Given exercise - List each line holding the string "你好空调".

Stored rows -
▼

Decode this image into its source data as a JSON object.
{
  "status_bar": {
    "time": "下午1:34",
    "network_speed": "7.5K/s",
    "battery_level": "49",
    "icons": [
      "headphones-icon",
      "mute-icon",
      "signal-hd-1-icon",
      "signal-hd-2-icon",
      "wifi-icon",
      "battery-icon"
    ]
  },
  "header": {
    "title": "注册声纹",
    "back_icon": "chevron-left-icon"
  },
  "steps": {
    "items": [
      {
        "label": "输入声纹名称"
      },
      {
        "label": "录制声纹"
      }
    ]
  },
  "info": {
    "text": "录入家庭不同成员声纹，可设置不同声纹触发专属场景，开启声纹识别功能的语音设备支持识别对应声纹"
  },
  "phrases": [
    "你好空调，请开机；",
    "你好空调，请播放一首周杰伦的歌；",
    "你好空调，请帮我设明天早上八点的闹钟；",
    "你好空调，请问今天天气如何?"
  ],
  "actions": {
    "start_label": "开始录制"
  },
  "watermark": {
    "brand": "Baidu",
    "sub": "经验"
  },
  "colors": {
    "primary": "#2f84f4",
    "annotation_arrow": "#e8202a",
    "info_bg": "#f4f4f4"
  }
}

▲

Expected answer -
    "你好空调，请开机；",
    "你好空调，请播放一首周杰伦的歌；",
    "你好空调，请帮我设明天早上八点的闹钟；",
    "你好空调，请问今天天气如何?"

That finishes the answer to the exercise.